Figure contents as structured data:
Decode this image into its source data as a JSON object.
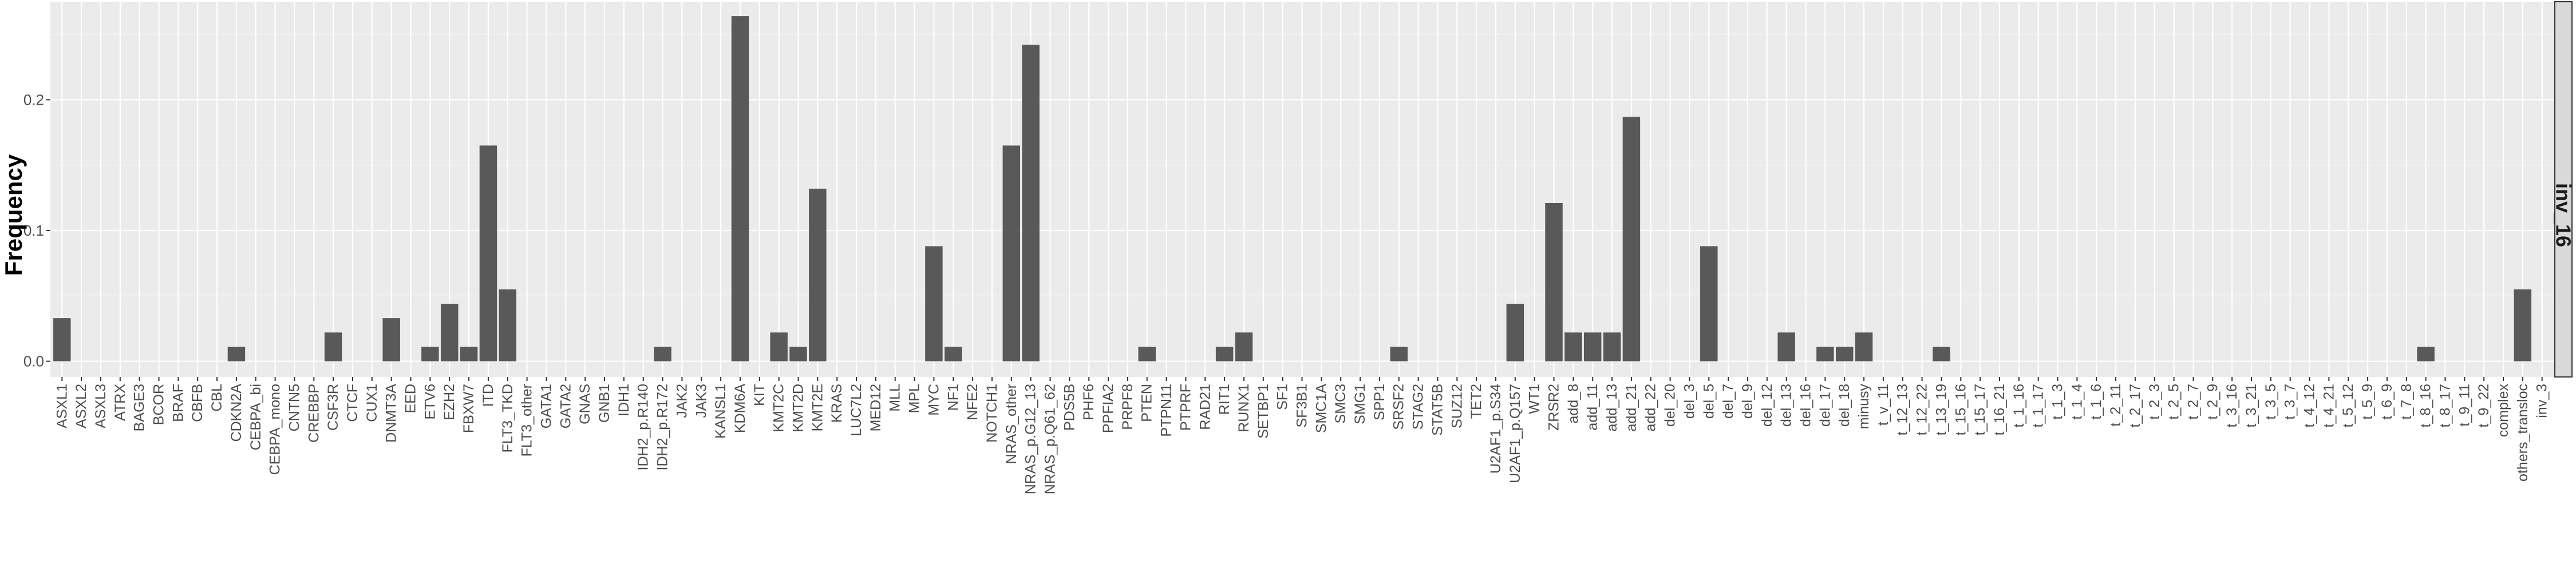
{
  "chart_data": {
    "type": "bar",
    "title": "",
    "xlabel": "",
    "ylabel": "Frequency",
    "facet_label": "inv_16",
    "ylim": [
      -0.012,
      0.275
    ],
    "yticks": [
      0.0,
      0.1,
      0.2
    ],
    "ytick_labels": [
      "0.0",
      "0.1",
      "0.2"
    ],
    "grid": true,
    "colors": {
      "panel": "#ebebeb",
      "grid_major": "#ffffff",
      "grid_minor": "#f5f5f5",
      "bar": "#595959",
      "strip": "#d9d9d9",
      "axis_text": "#4d4d4d"
    },
    "categories": [
      "ASXL1",
      "ASXL2",
      "ASXL3",
      "ATRX",
      "BAGE3",
      "BCOR",
      "BRAF",
      "CBFB",
      "CBL",
      "CDKN2A",
      "CEBPA_bi",
      "CEBPA_mono",
      "CNTN5",
      "CREBBP",
      "CSF3R",
      "CTCF",
      "CUX1",
      "DNMT3A",
      "EED",
      "ETV6",
      "EZH2",
      "FBXW7",
      "ITD",
      "FLT3_TKD",
      "FLT3_other",
      "GATA1",
      "GATA2",
      "GNAS",
      "GNB1",
      "IDH1",
      "IDH2_p.R140",
      "IDH2_p.R172",
      "JAK2",
      "JAK3",
      "KANSL1",
      "KDM6A",
      "KIT",
      "KMT2C",
      "KMT2D",
      "KMT2E",
      "KRAS",
      "LUC7L2",
      "MED12",
      "MLL",
      "MPL",
      "MYC",
      "NF1",
      "NFE2",
      "NOTCH1",
      "NRAS_other",
      "NRAS_p.G12_13",
      "NRAS_p.Q61_62",
      "PDS5B",
      "PHF6",
      "PPFIA2",
      "PRPF8",
      "PTEN",
      "PTPN11",
      "PTPRF",
      "RAD21",
      "RIT1",
      "RUNX1",
      "SETBP1",
      "SF1",
      "SF3B1",
      "SMC1A",
      "SMC3",
      "SMG1",
      "SPP1",
      "SRSF2",
      "STAG2",
      "STAT5B",
      "SUZ12",
      "TET2",
      "U2AF1_p.S34",
      "U2AF1_p.Q157",
      "WT1",
      "ZRSR2",
      "add_8",
      "add_11",
      "add_13",
      "add_21",
      "add_22",
      "del_20",
      "del_3",
      "del_5",
      "del_7",
      "del_9",
      "del_12",
      "del_13",
      "del_16",
      "del_17",
      "del_18",
      "minusy",
      "t_v_11",
      "t_12_13",
      "t_12_22",
      "t_13_19",
      "t_15_16",
      "t_15_17",
      "t_16_21",
      "t_1_16",
      "t_1_17",
      "t_1_3",
      "t_1_4",
      "t_1_6",
      "t_2_11",
      "t_2_17",
      "t_2_3",
      "t_2_5",
      "t_2_7",
      "t_2_9",
      "t_3_16",
      "t_3_21",
      "t_3_5",
      "t_3_7",
      "t_4_12",
      "t_4_21",
      "t_5_12",
      "t_5_9",
      "t_6_9",
      "t_7_8",
      "t_8_16",
      "t_8_17",
      "t_9_11",
      "t_9_22",
      "complex",
      "others_transloc",
      "inv_3"
    ],
    "values": [
      0.033,
      0,
      0,
      0,
      0,
      0,
      0,
      0,
      0,
      0.011,
      0,
      0,
      0,
      0,
      0.022,
      0,
      0,
      0.033,
      0,
      0.011,
      0.044,
      0.011,
      0.165,
      0.055,
      0,
      0,
      0,
      0,
      0,
      0,
      0,
      0.011,
      0,
      0,
      0,
      0.264,
      0,
      0.022,
      0.011,
      0.132,
      0,
      0,
      0,
      0,
      0,
      0.088,
      0.011,
      0,
      0,
      0.165,
      0.242,
      0,
      0,
      0,
      0,
      0,
      0.011,
      0,
      0,
      0,
      0.011,
      0.022,
      0,
      0,
      0,
      0,
      0,
      0,
      0,
      0.011,
      0,
      0,
      0,
      0,
      0,
      0.044,
      0,
      0.121,
      0.022,
      0.022,
      0.022,
      0.187,
      0,
      0,
      0,
      0.088,
      0,
      0,
      0,
      0.022,
      0,
      0.011,
      0.011,
      0.022,
      0,
      0,
      0,
      0.011,
      0,
      0,
      0,
      0,
      0,
      0,
      0,
      0,
      0,
      0,
      0,
      0,
      0,
      0,
      0,
      0,
      0,
      0,
      0,
      0,
      0,
      0,
      0,
      0,
      0.011,
      0,
      0,
      0,
      0,
      0.055,
      0
    ]
  }
}
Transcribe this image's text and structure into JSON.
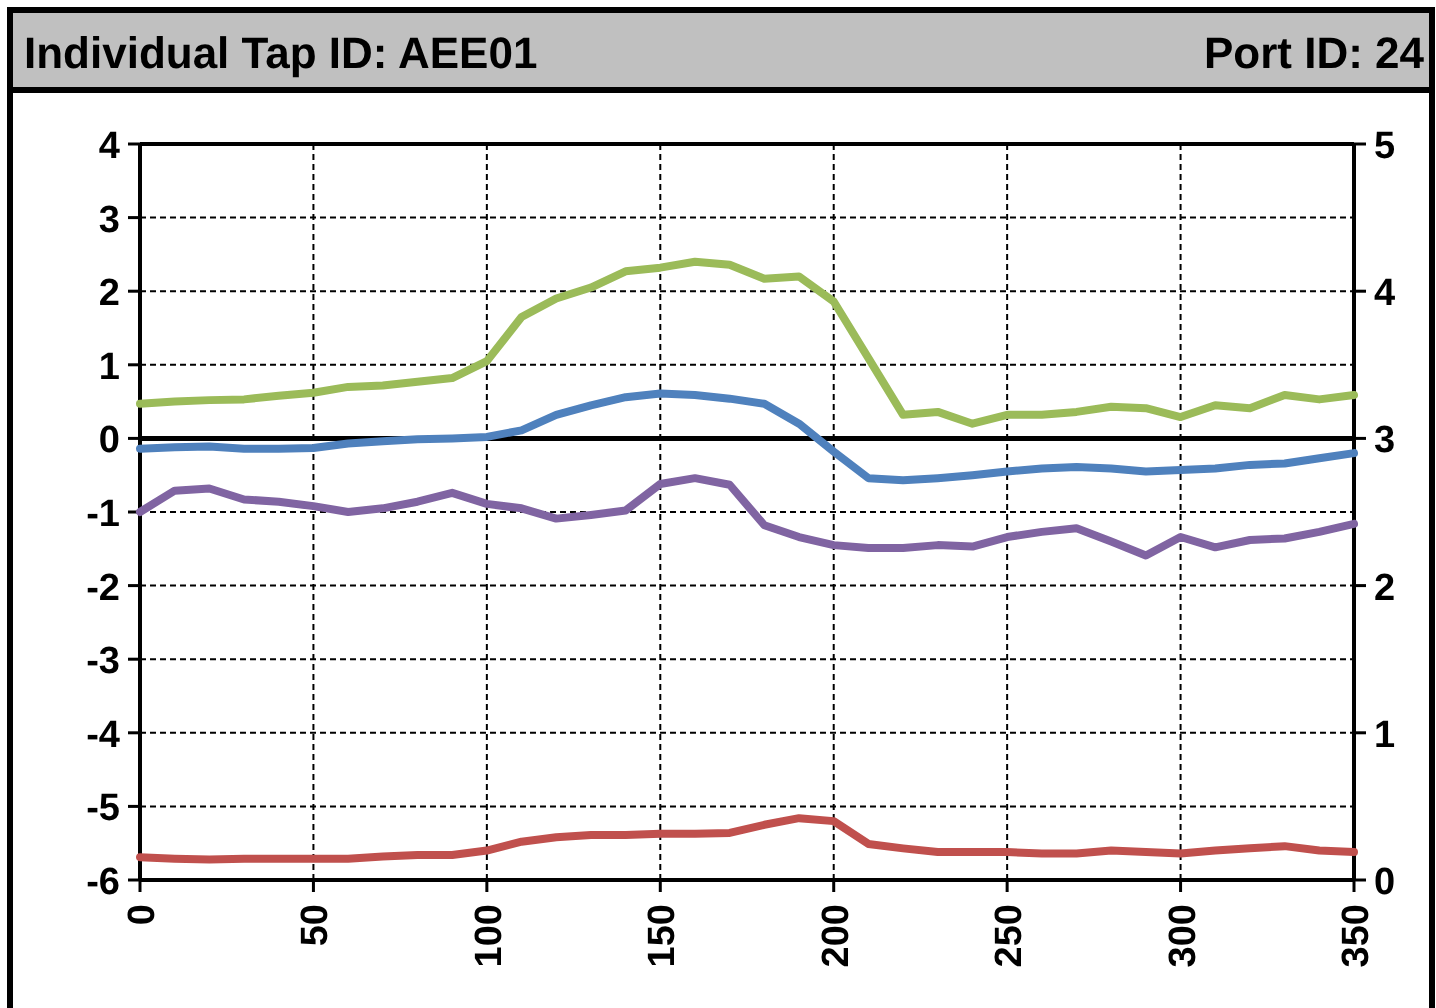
{
  "chart_data": {
    "type": "line",
    "title": "Individual Tap ID: AEE01",
    "subtitle": "Port ID: 24",
    "x": [
      0,
      10,
      20,
      30,
      40,
      50,
      60,
      70,
      80,
      90,
      100,
      110,
      120,
      130,
      140,
      150,
      160,
      170,
      180,
      190,
      200,
      210,
      220,
      230,
      240,
      250,
      260,
      270,
      280,
      290,
      300,
      310,
      320,
      330,
      340,
      350
    ],
    "series": [
      {
        "color": "#9bbb59",
        "values": [
          0.47,
          0.5,
          0.52,
          0.53,
          0.58,
          0.62,
          0.7,
          0.72,
          0.77,
          0.82,
          1.05,
          1.65,
          1.9,
          2.05,
          2.27,
          2.32,
          2.4,
          2.36,
          2.17,
          2.2,
          1.86,
          1.09,
          0.32,
          0.36,
          0.2,
          0.32,
          0.32,
          0.36,
          0.43,
          0.41,
          0.29,
          0.45,
          0.41,
          0.59,
          0.53,
          0.59
        ]
      },
      {
        "color": "#4f81bd",
        "values": [
          -0.14,
          -0.12,
          -0.11,
          -0.14,
          -0.14,
          -0.13,
          -0.07,
          -0.04,
          -0.01,
          0,
          0.02,
          0.11,
          0.32,
          0.45,
          0.56,
          0.61,
          0.59,
          0.54,
          0.47,
          0.2,
          -0.18,
          -0.54,
          -0.57,
          -0.54,
          -0.5,
          -0.45,
          -0.41,
          -0.39,
          -0.41,
          -0.45,
          -0.43,
          -0.41,
          -0.36,
          -0.34,
          -0.27,
          -0.2
        ]
      },
      {
        "color": "#8064a2",
        "values": [
          -1.0,
          -0.71,
          -0.68,
          -0.83,
          -0.86,
          -0.92,
          -1.0,
          -0.95,
          -0.86,
          -0.74,
          -0.89,
          -0.95,
          -1.09,
          -1.04,
          -0.98,
          -0.62,
          -0.54,
          -0.63,
          -1.18,
          -1.34,
          -1.45,
          -1.49,
          -1.49,
          -1.45,
          -1.47,
          -1.34,
          -1.27,
          -1.22,
          -1.4,
          -1.59,
          -1.34,
          -1.48,
          -1.38,
          -1.36,
          -1.27,
          -1.16
        ]
      },
      {
        "color": "#c0504d",
        "values": [
          -5.69,
          -5.71,
          -5.72,
          -5.71,
          -5.71,
          -5.71,
          -5.71,
          -5.68,
          -5.66,
          -5.66,
          -5.6,
          -5.48,
          -5.42,
          -5.39,
          -5.39,
          -5.37,
          -5.37,
          -5.36,
          -5.25,
          -5.16,
          -5.2,
          -5.51,
          -5.57,
          -5.62,
          -5.62,
          -5.62,
          -5.64,
          -5.64,
          -5.6,
          -5.62,
          -5.64,
          -5.6,
          -5.57,
          -5.54,
          -5.6,
          -5.62
        ]
      }
    ],
    "xlim": [
      0,
      350
    ],
    "xticks": [
      0,
      50,
      100,
      150,
      200,
      250,
      300,
      350
    ],
    "ylim": [
      -6,
      4
    ],
    "yticks": [
      -6,
      -5,
      -4,
      -3,
      -2,
      -1,
      0,
      1,
      2,
      3,
      4
    ],
    "y2lim": [
      0,
      5
    ],
    "y2ticks": [
      0,
      1,
      2,
      3,
      4,
      5
    ],
    "grid": true,
    "marker": "none",
    "line_style": "solid"
  }
}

> _WRITTEN PROBLEM_: Count the lines above in which the word "image" appears, then state only that count.

> _EXERCISE OUTPUT_: 2